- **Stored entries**
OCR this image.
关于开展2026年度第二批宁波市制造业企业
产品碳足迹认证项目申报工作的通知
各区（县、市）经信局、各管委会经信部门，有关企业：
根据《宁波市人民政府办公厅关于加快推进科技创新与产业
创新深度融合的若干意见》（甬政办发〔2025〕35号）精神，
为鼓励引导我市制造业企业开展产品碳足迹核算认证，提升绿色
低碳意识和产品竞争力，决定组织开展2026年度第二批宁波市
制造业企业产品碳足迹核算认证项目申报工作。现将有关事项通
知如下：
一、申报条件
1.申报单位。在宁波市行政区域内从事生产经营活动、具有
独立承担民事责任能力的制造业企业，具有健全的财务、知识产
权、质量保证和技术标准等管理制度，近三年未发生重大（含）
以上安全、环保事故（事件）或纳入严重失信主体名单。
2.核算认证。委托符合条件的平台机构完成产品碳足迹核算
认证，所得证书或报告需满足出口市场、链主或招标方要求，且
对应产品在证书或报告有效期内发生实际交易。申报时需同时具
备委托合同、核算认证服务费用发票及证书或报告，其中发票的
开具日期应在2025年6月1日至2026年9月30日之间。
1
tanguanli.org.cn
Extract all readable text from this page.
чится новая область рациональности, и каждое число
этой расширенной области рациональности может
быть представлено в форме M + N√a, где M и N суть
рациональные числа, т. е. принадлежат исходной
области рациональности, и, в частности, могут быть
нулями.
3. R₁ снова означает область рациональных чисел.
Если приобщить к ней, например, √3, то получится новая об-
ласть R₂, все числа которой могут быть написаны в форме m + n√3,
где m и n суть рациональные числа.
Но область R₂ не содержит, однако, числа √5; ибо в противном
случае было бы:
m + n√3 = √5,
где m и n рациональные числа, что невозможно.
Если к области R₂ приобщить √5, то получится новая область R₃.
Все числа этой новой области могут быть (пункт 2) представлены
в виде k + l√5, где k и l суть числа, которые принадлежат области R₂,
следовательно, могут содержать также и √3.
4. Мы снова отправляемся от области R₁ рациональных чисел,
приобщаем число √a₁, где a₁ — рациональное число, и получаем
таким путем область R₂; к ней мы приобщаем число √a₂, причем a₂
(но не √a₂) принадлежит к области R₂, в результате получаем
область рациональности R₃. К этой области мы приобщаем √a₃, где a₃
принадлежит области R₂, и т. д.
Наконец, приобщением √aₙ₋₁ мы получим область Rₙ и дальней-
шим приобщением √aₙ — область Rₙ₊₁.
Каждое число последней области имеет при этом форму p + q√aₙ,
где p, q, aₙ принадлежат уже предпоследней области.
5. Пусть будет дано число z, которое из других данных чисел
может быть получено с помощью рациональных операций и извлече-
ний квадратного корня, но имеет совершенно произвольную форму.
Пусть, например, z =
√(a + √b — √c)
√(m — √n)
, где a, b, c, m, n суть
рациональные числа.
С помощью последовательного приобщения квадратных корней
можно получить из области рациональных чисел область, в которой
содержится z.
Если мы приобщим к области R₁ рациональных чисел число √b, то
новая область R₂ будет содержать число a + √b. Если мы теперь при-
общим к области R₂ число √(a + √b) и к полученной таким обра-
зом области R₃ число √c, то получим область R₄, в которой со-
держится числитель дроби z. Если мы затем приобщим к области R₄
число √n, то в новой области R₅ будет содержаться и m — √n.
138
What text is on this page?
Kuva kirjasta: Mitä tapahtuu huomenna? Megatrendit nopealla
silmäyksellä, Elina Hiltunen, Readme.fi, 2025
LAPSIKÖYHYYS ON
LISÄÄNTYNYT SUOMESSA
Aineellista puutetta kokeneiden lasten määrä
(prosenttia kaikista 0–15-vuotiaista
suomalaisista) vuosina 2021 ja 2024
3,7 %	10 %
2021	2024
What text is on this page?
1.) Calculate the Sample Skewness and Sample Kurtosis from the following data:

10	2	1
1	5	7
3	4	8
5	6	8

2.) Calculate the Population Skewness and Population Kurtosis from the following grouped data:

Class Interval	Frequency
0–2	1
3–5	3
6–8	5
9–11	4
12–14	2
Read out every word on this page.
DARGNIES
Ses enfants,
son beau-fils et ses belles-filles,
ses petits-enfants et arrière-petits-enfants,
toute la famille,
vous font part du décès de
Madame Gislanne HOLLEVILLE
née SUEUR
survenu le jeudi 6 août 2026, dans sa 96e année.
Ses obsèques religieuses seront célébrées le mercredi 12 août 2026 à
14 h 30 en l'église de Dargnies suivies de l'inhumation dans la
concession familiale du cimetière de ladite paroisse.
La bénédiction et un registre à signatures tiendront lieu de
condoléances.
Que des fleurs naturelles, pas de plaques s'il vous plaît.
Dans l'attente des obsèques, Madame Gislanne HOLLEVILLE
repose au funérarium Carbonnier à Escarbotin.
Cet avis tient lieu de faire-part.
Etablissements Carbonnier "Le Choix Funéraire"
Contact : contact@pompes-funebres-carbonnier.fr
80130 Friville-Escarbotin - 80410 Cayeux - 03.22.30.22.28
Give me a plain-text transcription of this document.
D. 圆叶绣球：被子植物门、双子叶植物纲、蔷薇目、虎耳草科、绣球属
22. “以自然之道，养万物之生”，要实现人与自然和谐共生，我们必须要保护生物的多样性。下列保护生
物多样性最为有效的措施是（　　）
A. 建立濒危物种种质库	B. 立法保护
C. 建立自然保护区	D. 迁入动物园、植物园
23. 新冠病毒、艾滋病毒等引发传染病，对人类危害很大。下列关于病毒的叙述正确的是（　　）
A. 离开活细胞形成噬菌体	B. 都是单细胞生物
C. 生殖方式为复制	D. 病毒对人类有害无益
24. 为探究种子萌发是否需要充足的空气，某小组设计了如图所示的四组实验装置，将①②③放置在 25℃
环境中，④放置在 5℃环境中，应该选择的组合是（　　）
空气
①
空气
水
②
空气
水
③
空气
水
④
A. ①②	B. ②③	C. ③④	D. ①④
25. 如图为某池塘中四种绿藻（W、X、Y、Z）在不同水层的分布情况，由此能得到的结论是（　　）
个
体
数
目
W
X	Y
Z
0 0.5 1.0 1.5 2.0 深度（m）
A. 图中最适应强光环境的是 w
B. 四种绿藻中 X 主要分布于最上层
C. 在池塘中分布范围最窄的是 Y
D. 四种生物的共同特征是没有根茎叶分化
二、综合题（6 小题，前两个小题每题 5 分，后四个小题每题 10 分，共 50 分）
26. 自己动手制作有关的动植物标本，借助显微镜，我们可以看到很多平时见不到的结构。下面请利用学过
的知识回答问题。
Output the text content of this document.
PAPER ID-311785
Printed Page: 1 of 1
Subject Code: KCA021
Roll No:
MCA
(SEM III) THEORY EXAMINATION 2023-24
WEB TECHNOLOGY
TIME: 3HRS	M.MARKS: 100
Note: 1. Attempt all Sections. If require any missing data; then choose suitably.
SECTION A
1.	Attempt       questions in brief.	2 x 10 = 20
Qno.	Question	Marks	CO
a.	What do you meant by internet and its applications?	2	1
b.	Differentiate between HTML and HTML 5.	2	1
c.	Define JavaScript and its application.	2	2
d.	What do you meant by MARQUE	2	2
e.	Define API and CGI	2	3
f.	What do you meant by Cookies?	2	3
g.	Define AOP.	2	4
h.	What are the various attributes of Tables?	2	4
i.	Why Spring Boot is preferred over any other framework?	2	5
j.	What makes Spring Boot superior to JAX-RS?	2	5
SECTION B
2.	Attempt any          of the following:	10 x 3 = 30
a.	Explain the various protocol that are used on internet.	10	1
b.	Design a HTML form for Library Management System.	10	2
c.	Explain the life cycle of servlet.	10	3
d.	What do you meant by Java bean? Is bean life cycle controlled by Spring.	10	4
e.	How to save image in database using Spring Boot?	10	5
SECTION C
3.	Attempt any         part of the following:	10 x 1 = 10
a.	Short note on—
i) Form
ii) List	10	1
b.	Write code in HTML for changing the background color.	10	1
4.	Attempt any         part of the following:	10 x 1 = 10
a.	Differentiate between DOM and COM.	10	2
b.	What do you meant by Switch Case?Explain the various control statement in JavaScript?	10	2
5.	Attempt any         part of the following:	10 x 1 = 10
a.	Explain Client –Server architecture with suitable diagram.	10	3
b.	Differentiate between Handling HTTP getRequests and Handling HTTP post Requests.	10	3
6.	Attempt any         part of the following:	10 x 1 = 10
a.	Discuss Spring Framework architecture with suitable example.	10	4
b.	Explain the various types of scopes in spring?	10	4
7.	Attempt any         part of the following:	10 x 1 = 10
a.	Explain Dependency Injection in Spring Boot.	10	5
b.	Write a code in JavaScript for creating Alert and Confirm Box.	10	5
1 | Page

- **WHAT TO WORK ON**
Report the number of lines in the listing where the string "форму" appears, and nothing besides.

- **TASK RESPONSE**
2